### Record list
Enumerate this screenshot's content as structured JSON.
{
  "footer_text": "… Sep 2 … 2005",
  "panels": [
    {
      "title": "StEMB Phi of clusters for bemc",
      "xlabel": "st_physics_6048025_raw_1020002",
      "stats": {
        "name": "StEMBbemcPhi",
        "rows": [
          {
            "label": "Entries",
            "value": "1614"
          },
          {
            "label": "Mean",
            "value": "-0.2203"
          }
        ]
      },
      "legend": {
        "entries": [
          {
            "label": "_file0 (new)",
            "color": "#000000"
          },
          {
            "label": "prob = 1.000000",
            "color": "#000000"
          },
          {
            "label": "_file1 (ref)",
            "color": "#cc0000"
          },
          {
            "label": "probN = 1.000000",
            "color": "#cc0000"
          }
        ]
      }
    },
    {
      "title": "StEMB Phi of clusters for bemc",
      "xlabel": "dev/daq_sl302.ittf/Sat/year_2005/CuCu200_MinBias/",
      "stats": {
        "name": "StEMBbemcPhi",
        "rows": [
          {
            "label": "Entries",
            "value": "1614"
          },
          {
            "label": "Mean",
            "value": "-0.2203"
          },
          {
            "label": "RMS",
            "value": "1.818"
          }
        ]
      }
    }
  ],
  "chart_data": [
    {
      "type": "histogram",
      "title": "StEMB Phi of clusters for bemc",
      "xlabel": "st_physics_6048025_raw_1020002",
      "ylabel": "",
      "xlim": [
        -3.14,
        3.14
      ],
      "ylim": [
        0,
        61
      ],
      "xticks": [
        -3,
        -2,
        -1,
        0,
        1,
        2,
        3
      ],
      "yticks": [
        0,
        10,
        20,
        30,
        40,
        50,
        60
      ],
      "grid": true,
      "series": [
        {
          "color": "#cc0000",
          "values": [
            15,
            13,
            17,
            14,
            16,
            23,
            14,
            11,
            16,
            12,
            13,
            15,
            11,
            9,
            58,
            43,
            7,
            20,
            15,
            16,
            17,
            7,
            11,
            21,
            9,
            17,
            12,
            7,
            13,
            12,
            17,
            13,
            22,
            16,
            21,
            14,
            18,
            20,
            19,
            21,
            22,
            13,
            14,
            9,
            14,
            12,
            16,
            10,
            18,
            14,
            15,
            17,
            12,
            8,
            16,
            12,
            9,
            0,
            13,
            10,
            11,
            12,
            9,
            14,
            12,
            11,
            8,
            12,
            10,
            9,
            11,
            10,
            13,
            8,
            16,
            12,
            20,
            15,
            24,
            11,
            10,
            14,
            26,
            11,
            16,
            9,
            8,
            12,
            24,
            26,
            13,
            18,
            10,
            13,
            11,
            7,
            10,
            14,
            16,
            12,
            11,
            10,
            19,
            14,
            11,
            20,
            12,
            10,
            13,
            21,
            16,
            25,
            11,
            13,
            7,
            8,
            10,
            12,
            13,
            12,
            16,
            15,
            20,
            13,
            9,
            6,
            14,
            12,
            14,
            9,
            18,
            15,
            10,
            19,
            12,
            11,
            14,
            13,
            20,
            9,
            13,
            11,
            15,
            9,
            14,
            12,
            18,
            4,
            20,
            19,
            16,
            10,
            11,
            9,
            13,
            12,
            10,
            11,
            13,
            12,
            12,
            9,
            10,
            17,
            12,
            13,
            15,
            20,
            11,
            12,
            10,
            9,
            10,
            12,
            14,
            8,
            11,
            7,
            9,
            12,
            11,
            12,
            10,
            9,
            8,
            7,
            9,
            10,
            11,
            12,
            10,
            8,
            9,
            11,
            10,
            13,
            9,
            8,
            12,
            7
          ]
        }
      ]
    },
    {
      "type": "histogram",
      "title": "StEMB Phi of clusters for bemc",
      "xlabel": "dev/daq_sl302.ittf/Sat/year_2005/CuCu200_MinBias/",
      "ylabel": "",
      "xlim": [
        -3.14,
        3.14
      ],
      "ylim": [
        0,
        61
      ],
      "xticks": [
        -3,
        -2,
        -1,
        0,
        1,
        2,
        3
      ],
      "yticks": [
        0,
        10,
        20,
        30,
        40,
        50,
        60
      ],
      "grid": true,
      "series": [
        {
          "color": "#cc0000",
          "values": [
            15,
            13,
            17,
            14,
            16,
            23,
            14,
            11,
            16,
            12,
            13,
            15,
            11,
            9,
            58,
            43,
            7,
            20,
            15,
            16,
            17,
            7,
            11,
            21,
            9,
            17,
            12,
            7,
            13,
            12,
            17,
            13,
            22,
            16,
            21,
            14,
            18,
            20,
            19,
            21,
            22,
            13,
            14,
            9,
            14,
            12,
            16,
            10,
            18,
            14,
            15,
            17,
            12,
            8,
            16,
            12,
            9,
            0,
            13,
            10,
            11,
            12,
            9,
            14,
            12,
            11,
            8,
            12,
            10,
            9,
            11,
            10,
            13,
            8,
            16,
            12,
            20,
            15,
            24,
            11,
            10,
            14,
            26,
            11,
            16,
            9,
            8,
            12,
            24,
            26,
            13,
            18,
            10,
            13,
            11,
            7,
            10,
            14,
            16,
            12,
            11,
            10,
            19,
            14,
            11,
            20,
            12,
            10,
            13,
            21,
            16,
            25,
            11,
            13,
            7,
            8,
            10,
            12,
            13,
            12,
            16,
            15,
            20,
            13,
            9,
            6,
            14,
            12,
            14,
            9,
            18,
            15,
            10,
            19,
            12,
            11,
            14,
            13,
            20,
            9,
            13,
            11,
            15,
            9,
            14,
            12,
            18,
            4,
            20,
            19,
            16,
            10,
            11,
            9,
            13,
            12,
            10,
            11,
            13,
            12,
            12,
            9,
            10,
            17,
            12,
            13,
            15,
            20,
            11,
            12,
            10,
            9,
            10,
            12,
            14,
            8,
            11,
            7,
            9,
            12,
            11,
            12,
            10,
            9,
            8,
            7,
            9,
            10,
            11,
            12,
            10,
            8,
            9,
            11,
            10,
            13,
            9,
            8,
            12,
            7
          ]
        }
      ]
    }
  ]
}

### Set exercise
Return all of the data word for word.

### Answer to this task
Enumerate this screenshot's content as structured JSON.
{
  "footer_text": "… Sep 2 … 2005",
  "panels": [
    {
      "title": "StEMB Phi of clusters for bemc",
      "xlabel": "st_physics_6048025_raw_1020002",
      "stats": {
        "name": "StEMBbemcPhi",
        "rows": [
          {
            "label": "Entries",
            "value": "1614"
          },
          {
            "label": "Mean",
            "value": "-0.2203"
          }
        ]
      },
      "legend": {
        "entries": [
          {
            "label": "_file0 (new)",
            "color": "#000000"
          },
          {
            "label": "prob = 1.000000",
            "color": "#000000"
          },
          {
            "label": "_file1 (ref)",
            "color": "#cc0000"
          },
          {
            "label": "probN = 1.000000",
            "color": "#cc0000"
          }
        ]
      }
    },
    {
      "title": "StEMB Phi of clusters for bemc",
      "xlabel": "dev/daq_sl302.ittf/Sat/year_2005/CuCu200_MinBias/",
      "stats": {
        "name": "StEMBbemcPhi",
        "rows": [
          {
            "label": "Entries",
            "value": "1614"
          },
          {
            "label": "Mean",
            "value": "-0.2203"
          },
          {
            "label": "RMS",
            "value": "1.818"
          }
        ]
      }
    }
  ],
  "chart_data": [
    {
      "type": "histogram",
      "title": "StEMB Phi of clusters for bemc",
      "xlabel": "st_physics_6048025_raw_1020002",
      "ylabel": "",
      "xlim": [
        -3.14,
        3.14
      ],
      "ylim": [
        0,
        61
      ],
      "xticks": [
        -3,
        -2,
        -1,
        0,
        1,
        2,
        3
      ],
      "yticks": [
        0,
        10,
        20,
        30,
        40,
        50,
        60
      ],
      "grid": true,
      "series": [
        {
          "color": "#cc0000",
          "values": [
            15,
            13,
            17,
            14,
            16,
            23,
            14,
            11,
            16,
            12,
            13,
            15,
            11,
            9,
            58,
            43,
            7,
            20,
            15,
            16,
            17,
            7,
            11,
            21,
            9,
            17,
            12,
            7,
            13,
            12,
            17,
            13,
            22,
            16,
            21,
            14,
            18,
            20,
            19,
            21,
            22,
            13,
            14,
            9,
            14,
            12,
            16,
            10,
            18,
            14,
            15,
            17,
            12,
            8,
            16,
            12,
            9,
            0,
            13,
            10,
            11,
            12,
            9,
            14,
            12,
            11,
            8,
            12,
            10,
            9,
            11,
            10,
            13,
            8,
            16,
            12,
            20,
            15,
            24,
            11,
            10,
            14,
            26,
            11,
            16,
            9,
            8,
            12,
            24,
            26,
            13,
            18,
            10,
            13,
            11,
            7,
            10,
            14,
            16,
            12,
            11,
            10,
            19,
            14,
            11,
            20,
            12,
            10,
            13,
            21,
            16,
            25,
            11,
            13,
            7,
            8,
            10,
            12,
            13,
            12,
            16,
            15,
            20,
            13,
            9,
            6,
            14,
            12,
            14,
            9,
            18,
            15,
            10,
            19,
            12,
            11,
            14,
            13,
            20,
            9,
            13,
            11,
            15,
            9,
            14,
            12,
            18,
            4,
            20,
            19,
            16,
            10,
            11,
            9,
            13,
            12,
            10,
            11,
            13,
            12,
            12,
            9,
            10,
            17,
            12,
            13,
            15,
            20,
            11,
            12,
            10,
            9,
            10,
            12,
            14,
            8,
            11,
            7,
            9,
            12,
            11,
            12,
            10,
            9,
            8,
            7,
            9,
            10,
            11,
            12,
            10,
            8,
            9,
            11,
            10,
            13,
            9,
            8,
            12,
            7
          ]
        }
      ]
    },
    {
      "type": "histogram",
      "title": "StEMB Phi of clusters for bemc",
      "xlabel": "dev/daq_sl302.ittf/Sat/year_2005/CuCu200_MinBias/",
      "ylabel": "",
      "xlim": [
        -3.14,
        3.14
      ],
      "ylim": [
        0,
        61
      ],
      "xticks": [
        -3,
        -2,
        -1,
        0,
        1,
        2,
        3
      ],
      "yticks": [
        0,
        10,
        20,
        30,
        40,
        50,
        60
      ],
      "grid": true,
      "series": [
        {
          "color": "#cc0000",
          "values": [
            15,
            13,
            17,
            14,
            16,
            23,
            14,
            11,
            16,
            12,
            13,
            15,
            11,
            9,
            58,
            43,
            7,
            20,
            15,
            16,
            17,
            7,
            11,
            21,
            9,
            17,
            12,
            7,
            13,
            12,
            17,
            13,
            22,
            16,
            21,
            14,
            18,
            20,
            19,
            21,
            22,
            13,
            14,
            9,
            14,
            12,
            16,
            10,
            18,
            14,
            15,
            17,
            12,
            8,
            16,
            12,
            9,
            0,
            13,
            10,
            11,
            12,
            9,
            14,
            12,
            11,
            8,
            12,
            10,
            9,
            11,
            10,
            13,
            8,
            16,
            12,
            20,
            15,
            24,
            11,
            10,
            14,
            26,
            11,
            16,
            9,
            8,
            12,
            24,
            26,
            13,
            18,
            10,
            13,
            11,
            7,
            10,
            14,
            16,
            12,
            11,
            10,
            19,
            14,
            11,
            20,
            12,
            10,
            13,
            21,
            16,
            25,
            11,
            13,
            7,
            8,
            10,
            12,
            13,
            12,
            16,
            15,
            20,
            13,
            9,
            6,
            14,
            12,
            14,
            9,
            18,
            15,
            10,
            19,
            12,
            11,
            14,
            13,
            20,
            9,
            13,
            11,
            15,
            9,
            14,
            12,
            18,
            4,
            20,
            19,
            16,
            10,
            11,
            9,
            13,
            12,
            10,
            11,
            13,
            12,
            12,
            9,
            10,
            17,
            12,
            13,
            15,
            20,
            11,
            12,
            10,
            9,
            10,
            12,
            14,
            8,
            11,
            7,
            9,
            12,
            11,
            12,
            10,
            9,
            8,
            7,
            9,
            10,
            11,
            12,
            10,
            8,
            9,
            11,
            10,
            13,
            9,
            8,
            12,
            7
          ]
        }
      ]
    }
  ]
}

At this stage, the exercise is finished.